*Source document*:

<<<<

For our first activity, our icebreaker, we were mixed-up onto unfamiliar tables. We were given a ball of yarn and told to begin speaking about ourselves. Whenever someone else on the table resonated with something that the person speaking mentioned, they were told to shout “link” and take the yarn, thus forming a visual network of our connections. What felt pertinent was that the task wasn’t about balancing our differences against our similarities. This wasn’t a zero-sum game. Our differences were not weighted negatively, but our similarities were weighted positively. We were there to focus on our commonalities. We didn’t wind the yarn back up whenever someone said something that didn’t connect to anyone else, we kept talking until we found something that aligned. Is this what community is? Pushing through until something connects us?

 

The theme for this year’s residential was researcher wellbeing. We were there to learn about how to keep happy, healthy, and hardworking throughout this PhD journey and into our future careers. We were learning how to coach ourselves and others through self-doubt. We were also learning how to support others and how to ask for help when we needed it. By all accounts, we were embodying the very essence of a community of care. It wouldn’t be a stretch to say that it was this conceptualisation of community that resonated most for me throughout the trip.

 

Each day, we were spoilt with a generous amount of food for breakfast, lunch, afternoon cake, and dinner. We were also spoilt with a generous amount of time to enjoy these breaks. This very act of eating together is known as commensality, which is an important cross-cultural practice of social communion and reciprocal cooperation (there was a reason many of our parents told us to eat at the dinner table “like a family”). It was a time to reflect on the day’s sessions, to learn from one another, and to connect beyond our shared identity as SCDTP researchers. We all have to eat to survive – but is it the shared goal of eating or the practice of sharing space that connected us? Was it simply about being present in a shared moment? Or was it that food and space provided opportunity for lively discussions to be had – and that these discussions, these opportunities to create shared histories (no matter how short-lived), evidenced community in action? I left every meal with a full belly, a full head, and a full heart; so, whatever it was, it worked.

>>>>

*Excerpted records*:
<<<<

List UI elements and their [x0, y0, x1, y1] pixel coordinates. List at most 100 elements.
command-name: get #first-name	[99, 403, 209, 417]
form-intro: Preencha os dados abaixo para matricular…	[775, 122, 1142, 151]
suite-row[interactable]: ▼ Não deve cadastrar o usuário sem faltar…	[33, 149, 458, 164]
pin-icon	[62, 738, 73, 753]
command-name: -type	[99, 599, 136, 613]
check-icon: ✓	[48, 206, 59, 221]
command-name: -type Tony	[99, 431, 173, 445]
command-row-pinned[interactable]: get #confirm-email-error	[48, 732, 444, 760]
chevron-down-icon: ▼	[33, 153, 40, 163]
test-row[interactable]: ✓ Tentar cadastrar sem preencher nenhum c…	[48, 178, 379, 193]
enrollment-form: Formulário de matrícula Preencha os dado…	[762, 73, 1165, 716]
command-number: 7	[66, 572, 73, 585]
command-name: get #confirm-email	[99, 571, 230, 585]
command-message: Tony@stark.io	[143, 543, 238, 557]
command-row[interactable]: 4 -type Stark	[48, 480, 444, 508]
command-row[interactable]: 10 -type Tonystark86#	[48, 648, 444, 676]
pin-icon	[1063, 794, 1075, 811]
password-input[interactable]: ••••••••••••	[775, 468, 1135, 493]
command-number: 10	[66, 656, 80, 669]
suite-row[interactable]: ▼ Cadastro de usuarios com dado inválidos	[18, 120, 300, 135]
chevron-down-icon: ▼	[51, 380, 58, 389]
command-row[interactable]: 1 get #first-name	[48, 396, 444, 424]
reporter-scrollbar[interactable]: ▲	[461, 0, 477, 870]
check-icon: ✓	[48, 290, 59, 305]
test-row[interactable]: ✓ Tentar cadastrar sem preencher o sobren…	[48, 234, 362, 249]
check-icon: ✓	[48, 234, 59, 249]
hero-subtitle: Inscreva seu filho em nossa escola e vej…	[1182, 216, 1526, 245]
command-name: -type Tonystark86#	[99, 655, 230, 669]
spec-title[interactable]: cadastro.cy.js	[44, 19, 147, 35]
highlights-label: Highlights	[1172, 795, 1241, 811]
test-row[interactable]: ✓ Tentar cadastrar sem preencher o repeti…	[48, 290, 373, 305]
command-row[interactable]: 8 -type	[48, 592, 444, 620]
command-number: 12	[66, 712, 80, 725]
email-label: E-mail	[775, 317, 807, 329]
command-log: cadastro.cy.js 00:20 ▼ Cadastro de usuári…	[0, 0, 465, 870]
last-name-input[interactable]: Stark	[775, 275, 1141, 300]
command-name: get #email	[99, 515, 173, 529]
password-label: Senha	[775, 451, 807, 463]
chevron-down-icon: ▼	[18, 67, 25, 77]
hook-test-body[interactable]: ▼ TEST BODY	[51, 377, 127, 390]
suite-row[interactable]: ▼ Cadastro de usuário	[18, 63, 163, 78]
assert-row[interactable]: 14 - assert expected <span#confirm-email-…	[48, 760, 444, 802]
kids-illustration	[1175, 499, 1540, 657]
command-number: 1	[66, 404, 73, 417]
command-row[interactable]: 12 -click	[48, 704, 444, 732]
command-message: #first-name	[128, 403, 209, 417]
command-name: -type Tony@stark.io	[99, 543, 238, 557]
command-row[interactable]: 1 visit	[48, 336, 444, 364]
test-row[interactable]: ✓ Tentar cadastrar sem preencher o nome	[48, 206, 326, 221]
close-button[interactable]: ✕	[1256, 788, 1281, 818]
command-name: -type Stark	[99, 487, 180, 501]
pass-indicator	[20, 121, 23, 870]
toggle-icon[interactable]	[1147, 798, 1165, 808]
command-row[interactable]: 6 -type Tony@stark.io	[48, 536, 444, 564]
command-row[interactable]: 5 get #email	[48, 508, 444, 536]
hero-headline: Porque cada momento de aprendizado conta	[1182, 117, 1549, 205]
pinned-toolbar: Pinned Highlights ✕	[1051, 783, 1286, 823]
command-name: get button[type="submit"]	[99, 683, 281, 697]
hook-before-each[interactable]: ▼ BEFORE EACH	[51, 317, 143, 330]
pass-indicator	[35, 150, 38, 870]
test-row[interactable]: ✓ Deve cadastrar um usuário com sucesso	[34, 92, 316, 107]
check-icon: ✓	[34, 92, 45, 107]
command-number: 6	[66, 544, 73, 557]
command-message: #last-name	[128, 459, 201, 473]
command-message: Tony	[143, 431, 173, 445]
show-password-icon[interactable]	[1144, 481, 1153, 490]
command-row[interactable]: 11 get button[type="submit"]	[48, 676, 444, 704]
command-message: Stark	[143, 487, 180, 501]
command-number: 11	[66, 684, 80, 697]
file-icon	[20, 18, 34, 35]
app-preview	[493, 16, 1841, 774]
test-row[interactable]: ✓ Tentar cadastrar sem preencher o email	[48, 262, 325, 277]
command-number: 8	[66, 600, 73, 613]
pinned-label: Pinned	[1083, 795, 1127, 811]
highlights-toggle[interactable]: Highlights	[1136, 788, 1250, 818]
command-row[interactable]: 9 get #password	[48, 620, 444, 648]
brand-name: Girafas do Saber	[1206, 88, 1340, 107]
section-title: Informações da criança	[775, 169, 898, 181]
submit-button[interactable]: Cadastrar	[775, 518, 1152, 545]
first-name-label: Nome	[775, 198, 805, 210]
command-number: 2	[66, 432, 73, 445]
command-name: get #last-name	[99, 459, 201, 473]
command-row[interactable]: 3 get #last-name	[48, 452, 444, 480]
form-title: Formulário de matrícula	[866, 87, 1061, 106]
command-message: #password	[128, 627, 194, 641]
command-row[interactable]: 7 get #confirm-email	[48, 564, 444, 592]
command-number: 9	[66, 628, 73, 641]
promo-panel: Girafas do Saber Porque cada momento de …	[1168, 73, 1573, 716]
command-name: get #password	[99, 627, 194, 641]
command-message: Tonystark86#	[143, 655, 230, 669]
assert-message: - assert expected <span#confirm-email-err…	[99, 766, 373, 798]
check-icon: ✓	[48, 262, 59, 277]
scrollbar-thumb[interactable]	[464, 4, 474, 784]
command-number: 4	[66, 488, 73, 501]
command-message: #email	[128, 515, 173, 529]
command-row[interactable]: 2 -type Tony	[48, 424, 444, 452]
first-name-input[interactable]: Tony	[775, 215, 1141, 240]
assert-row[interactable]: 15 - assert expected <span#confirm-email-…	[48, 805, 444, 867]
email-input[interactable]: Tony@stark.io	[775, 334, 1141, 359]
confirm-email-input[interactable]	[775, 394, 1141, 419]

>>>>

*Complete the following*:
1. List every meal or food break that the residential account above says was provided each day.
2. In the residential account, rewrite the paragraph beginning "The theme for this year's residential" as a short bulleted list of its main points.
3. According to the residential account, what is the act of eating together called?

*Responses*:
1. Breakfast, lunch, afternoon cake, dinner

2.
- The residential's theme was researcher wellbeing.
- Participants learned how to stay happy, healthy, and hardworking through the PhD and into their careers.
- They learned to coach themselves and others through self-doubt.
- They learned to support others and to ask for help when needed.
- This idea of community as a community of care resonated most with the writer.

3. Commensality